• Aim of the task:
Could you print all the entries exactly?

• • • • •

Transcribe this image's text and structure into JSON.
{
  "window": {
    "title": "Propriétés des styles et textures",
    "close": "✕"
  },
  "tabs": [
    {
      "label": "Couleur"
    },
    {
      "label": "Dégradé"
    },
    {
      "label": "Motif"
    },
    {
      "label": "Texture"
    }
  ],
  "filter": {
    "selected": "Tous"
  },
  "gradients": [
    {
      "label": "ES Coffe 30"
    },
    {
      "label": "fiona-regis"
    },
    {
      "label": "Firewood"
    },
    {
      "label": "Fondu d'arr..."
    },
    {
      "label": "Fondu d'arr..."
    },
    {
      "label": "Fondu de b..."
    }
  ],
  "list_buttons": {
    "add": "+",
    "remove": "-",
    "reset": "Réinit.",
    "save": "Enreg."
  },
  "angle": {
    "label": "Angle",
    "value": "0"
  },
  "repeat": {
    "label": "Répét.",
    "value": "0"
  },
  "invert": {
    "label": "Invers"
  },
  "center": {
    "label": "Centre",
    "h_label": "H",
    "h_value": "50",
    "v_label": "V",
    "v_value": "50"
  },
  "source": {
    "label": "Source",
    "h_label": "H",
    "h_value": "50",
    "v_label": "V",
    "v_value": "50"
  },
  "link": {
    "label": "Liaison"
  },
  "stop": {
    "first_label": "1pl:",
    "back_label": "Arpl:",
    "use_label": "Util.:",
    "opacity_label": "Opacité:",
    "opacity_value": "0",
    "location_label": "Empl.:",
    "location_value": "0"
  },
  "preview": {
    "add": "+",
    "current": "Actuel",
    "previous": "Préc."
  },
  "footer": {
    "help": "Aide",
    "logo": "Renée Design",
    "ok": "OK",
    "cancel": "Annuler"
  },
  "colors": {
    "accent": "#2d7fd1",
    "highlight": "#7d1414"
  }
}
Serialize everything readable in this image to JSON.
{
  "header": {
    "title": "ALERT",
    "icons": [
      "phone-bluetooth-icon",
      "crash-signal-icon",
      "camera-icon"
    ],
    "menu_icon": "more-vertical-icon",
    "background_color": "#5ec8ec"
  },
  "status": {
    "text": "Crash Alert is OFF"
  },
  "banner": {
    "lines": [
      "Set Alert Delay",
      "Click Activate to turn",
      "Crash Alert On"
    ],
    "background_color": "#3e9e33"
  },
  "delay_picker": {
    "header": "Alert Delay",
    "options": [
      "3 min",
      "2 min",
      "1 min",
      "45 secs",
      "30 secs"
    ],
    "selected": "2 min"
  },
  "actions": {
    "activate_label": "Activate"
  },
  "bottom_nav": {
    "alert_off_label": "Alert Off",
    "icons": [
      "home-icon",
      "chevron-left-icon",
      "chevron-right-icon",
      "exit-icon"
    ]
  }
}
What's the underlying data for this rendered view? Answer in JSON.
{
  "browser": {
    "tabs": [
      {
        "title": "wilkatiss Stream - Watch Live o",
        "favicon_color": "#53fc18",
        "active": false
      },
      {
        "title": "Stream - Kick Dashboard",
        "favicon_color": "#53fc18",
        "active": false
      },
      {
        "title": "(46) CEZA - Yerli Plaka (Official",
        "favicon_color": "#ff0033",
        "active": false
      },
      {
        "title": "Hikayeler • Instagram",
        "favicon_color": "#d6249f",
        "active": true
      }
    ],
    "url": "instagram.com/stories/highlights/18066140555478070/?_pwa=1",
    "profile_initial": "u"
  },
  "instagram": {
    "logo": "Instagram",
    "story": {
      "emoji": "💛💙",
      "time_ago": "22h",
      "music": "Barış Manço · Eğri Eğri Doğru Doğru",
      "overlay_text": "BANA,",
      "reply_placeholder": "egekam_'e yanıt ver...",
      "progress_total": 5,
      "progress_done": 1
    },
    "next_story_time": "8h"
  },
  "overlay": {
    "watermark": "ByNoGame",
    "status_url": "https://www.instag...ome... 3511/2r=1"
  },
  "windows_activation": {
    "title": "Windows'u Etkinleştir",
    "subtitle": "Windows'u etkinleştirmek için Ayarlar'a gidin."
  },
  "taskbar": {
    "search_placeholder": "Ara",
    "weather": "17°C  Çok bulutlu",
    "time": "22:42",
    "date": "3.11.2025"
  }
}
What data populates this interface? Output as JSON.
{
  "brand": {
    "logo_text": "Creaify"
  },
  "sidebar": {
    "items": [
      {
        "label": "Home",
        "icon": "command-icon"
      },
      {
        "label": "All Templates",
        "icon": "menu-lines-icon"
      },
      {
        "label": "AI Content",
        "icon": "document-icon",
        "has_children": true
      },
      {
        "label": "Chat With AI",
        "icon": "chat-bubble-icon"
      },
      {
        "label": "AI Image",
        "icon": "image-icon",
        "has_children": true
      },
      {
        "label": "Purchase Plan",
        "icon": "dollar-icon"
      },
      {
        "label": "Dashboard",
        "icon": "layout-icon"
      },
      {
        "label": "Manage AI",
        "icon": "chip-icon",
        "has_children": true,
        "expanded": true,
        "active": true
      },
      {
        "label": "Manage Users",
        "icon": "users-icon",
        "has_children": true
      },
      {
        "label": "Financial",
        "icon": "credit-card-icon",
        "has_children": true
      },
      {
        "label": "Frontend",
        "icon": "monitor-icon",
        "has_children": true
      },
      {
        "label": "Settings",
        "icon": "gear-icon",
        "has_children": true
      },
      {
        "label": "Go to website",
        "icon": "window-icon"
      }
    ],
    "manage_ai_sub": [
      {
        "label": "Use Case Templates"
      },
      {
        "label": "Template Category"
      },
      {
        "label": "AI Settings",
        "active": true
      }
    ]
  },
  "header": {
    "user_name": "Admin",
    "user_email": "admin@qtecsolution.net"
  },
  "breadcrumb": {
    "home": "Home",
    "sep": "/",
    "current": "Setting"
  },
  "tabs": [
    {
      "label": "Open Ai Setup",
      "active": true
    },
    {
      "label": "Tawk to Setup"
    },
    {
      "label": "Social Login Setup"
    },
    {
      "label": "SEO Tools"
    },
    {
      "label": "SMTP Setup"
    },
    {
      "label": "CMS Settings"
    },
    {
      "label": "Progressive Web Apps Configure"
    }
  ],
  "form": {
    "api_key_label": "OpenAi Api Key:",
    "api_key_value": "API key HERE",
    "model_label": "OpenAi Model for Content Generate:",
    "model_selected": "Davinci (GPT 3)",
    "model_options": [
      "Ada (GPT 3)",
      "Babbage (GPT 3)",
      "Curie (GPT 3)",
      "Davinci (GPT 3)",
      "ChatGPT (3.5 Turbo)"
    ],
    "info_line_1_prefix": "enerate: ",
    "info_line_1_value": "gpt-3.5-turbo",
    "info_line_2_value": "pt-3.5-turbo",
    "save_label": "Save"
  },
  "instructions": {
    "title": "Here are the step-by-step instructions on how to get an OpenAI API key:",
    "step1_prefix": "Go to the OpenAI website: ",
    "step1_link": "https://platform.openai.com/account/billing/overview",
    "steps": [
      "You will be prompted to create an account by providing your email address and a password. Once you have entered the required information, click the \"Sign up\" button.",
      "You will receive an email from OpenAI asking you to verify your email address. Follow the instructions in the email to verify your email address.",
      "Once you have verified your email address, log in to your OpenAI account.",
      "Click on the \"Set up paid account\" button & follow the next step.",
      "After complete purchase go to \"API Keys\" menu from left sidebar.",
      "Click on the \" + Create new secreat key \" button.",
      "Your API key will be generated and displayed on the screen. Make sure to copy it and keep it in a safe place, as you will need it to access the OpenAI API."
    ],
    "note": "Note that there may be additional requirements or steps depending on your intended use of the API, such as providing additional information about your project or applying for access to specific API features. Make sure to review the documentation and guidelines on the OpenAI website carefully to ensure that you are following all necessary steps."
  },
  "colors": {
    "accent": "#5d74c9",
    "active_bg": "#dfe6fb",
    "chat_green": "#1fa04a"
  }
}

• • • • •

• Answer for this exercise:
Transcribe this image's text and structure into JSON.
{
  "window": {
    "title": "Propriétés des styles et textures",
    "close": "✕"
  },
  "tabs": [
    {
      "label": "Couleur"
    },
    {
      "label": "Dégradé"
    },
    {
      "label": "Motif"
    },
    {
      "label": "Texture"
    }
  ],
  "filter": {
    "selected": "Tous"
  },
  "gradients": [
    {
      "label": "ES Coffe 30"
    },
    {
      "label": "fiona-regis"
    },
    {
      "label": "Firewood"
    },
    {
      "label": "Fondu d'arr..."
    },
    {
      "label": "Fondu d'arr..."
    },
    {
      "label": "Fondu de b..."
    }
  ],
  "list_buttons": {
    "add": "+",
    "remove": "-",
    "reset": "Réinit.",
    "save": "Enreg."
  },
  "angle": {
    "label": "Angle",
    "value": "0"
  },
  "repeat": {
    "label": "Répét.",
    "value": "0"
  },
  "invert": {
    "label": "Invers"
  },
  "center": {
    "label": "Centre",
    "h_label": "H",
    "h_value": "50",
    "v_label": "V",
    "v_value": "50"
  },
  "source": {
    "label": "Source",
    "h_label": "H",
    "h_value": "50",
    "v_label": "V",
    "v_value": "50"
  },
  "link": {
    "label": "Liaison"
  },
  "stop": {
    "first_label": "1pl:",
    "back_label": "Arpl:",
    "use_label": "Util.:",
    "opacity_label": "Opacité:",
    "opacity_value": "0",
    "location_label": "Empl.:",
    "location_value": "0"
  },
  "preview": {
    "add": "+",
    "current": "Actuel",
    "previous": "Préc."
  },
  "footer": {
    "help": "Aide",
    "logo": "Renée Design",
    "ok": "OK",
    "cancel": "Annuler"
  },
  "colors": {
    "accent": "#2d7fd1",
    "highlight": "#7d1414"
  }
}
Serialize everything readable in this image to JSON.
{
  "header": {
    "title": "ALERT",
    "icons": [
      "phone-bluetooth-icon",
      "crash-signal-icon",
      "camera-icon"
    ],
    "menu_icon": "more-vertical-icon",
    "background_color": "#5ec8ec"
  },
  "status": {
    "text": "Crash Alert is OFF"
  },
  "banner": {
    "lines": [
      "Set Alert Delay",
      "Click Activate to turn",
      "Crash Alert On"
    ],
    "background_color": "#3e9e33"
  },
  "delay_picker": {
    "header": "Alert Delay",
    "options": [
      "3 min",
      "2 min",
      "1 min",
      "45 secs",
      "30 secs"
    ],
    "selected": "2 min"
  },
  "actions": {
    "activate_label": "Activate"
  },
  "bottom_nav": {
    "alert_off_label": "Alert Off",
    "icons": [
      "home-icon",
      "chevron-left-icon",
      "chevron-right-icon",
      "exit-icon"
    ]
  }
}
What's the underlying data for this rendered view? Answer in JSON.
{
  "browser": {
    "tabs": [
      {
        "title": "wilkatiss Stream - Watch Live o",
        "favicon_color": "#53fc18",
        "active": false
      },
      {
        "title": "Stream - Kick Dashboard",
        "favicon_color": "#53fc18",
        "active": false
      },
      {
        "title": "(46) CEZA - Yerli Plaka (Official",
        "favicon_color": "#ff0033",
        "active": false
      },
      {
        "title": "Hikayeler • Instagram",
        "favicon_color": "#d6249f",
        "active": true
      }
    ],
    "url": "instagram.com/stories/highlights/18066140555478070/?_pwa=1",
    "profile_initial": "u"
  },
  "instagram": {
    "logo": "Instagram",
    "story": {
      "emoji": "💛💙",
      "time_ago": "22h",
      "music": "Barış Manço · Eğri Eğri Doğru Doğru",
      "overlay_text": "BANA,",
      "reply_placeholder": "egekam_'e yanıt ver...",
      "progress_total": 5,
      "progress_done": 1
    },
    "next_story_time": "8h"
  },
  "overlay": {
    "watermark": "ByNoGame",
    "status_url": "https://www.instag...ome... 3511/2r=1"
  },
  "windows_activation": {
    "title": "Windows'u Etkinleştir",
    "subtitle": "Windows'u etkinleştirmek için Ayarlar'a gidin."
  },
  "taskbar": {
    "search_placeholder": "Ara",
    "weather": "17°C  Çok bulutlu",
    "time": "22:42",
    "date": "3.11.2025"
  }
}
What data populates this interface? Output as JSON.
{
  "brand": {
    "logo_text": "Creaify"
  },
  "sidebar": {
    "items": [
      {
        "label": "Home",
        "icon": "command-icon"
      },
      {
        "label": "All Templates",
        "icon": "menu-lines-icon"
      },
      {
        "label": "AI Content",
        "icon": "document-icon",
        "has_children": true
      },
      {
        "label": "Chat With AI",
        "icon": "chat-bubble-icon"
      },
      {
        "label": "AI Image",
        "icon": "image-icon",
        "has_children": true
      },
      {
        "label": "Purchase Plan",
        "icon": "dollar-icon"
      },
      {
        "label": "Dashboard",
        "icon": "layout-icon"
      },
      {
        "label": "Manage AI",
        "icon": "chip-icon",
        "has_children": true,
        "expanded": true,
        "active": true
      },
      {
        "label": "Manage Users",
        "icon": "users-icon",
        "has_children": true
      },
      {
        "label": "Financial",
        "icon": "credit-card-icon",
        "has_children": true
      },
      {
        "label": "Frontend",
        "icon": "monitor-icon",
        "has_children": true
      },
      {
        "label": "Settings",
        "icon": "gear-icon",
        "has_children": true
      },
      {
        "label": "Go to website",
        "icon": "window-icon"
      }
    ],
    "manage_ai_sub": [
      {
        "label": "Use Case Templates"
      },
      {
        "label": "Template Category"
      },
      {
        "label": "AI Settings",
        "active": true
      }
    ]
  },
  "header": {
    "user_name": "Admin",
    "user_email": "admin@qtecsolution.net"
  },
  "breadcrumb": {
    "home": "Home",
    "sep": "/",
    "current": "Setting"
  },
  "tabs": [
    {
      "label": "Open Ai Setup",
      "active": true
    },
    {
      "label": "Tawk to Setup"
    },
    {
      "label": "Social Login Setup"
    },
    {
      "label": "SEO Tools"
    },
    {
      "label": "SMTP Setup"
    },
    {
      "label": "CMS Settings"
    },
    {
      "label": "Progressive Web Apps Configure"
    }
  ],
  "form": {
    "api_key_label": "OpenAi Api Key:",
    "api_key_value": "API key HERE",
    "model_label": "OpenAi Model for Content Generate:",
    "model_selected": "Davinci (GPT 3)",
    "model_options": [
      "Ada (GPT 3)",
      "Babbage (GPT 3)",
      "Curie (GPT 3)",
      "Davinci (GPT 3)",
      "ChatGPT (3.5 Turbo)"
    ],
    "info_line_1_prefix": "enerate: ",
    "info_line_1_value": "gpt-3.5-turbo",
    "info_line_2_value": "pt-3.5-turbo",
    "save_label": "Save"
  },
  "instructions": {
    "title": "Here are the step-by-step instructions on how to get an OpenAI API key:",
    "step1_prefix": "Go to the OpenAI website: ",
    "step1_link": "https://platform.openai.com/account/billing/overview",
    "steps": [
      "You will be prompted to create an account by providing your email address and a password. Once you have entered the required information, click the \"Sign up\" button.",
      "You will receive an email from OpenAI asking you to verify your email address. Follow the instructions in the email to verify your email address.",
      "Once you have verified your email address, log in to your OpenAI account.",
      "Click on the \"Set up paid account\" button & follow the next step.",
      "After complete purchase go to \"API Keys\" menu from left sidebar.",
      "Click on the \" + Create new secreat key \" button.",
      "Your API key will be generated and displayed on the screen. Make sure to copy it and keep it in a safe place, as you will need it to access the OpenAI API."
    ],
    "note": "Note that there may be additional requirements or steps depending on your intended use of the API, such as providing additional information about your project or applying for access to specific API features. Make sure to review the documentation and guidelines on the OpenAI website carefully to ensure that you are following all necessary steps."
  },
  "colors": {
    "accent": "#5d74c9",
    "active_bg": "#dfe6fb",
    "chat_green": "#1fa04a"
  }
}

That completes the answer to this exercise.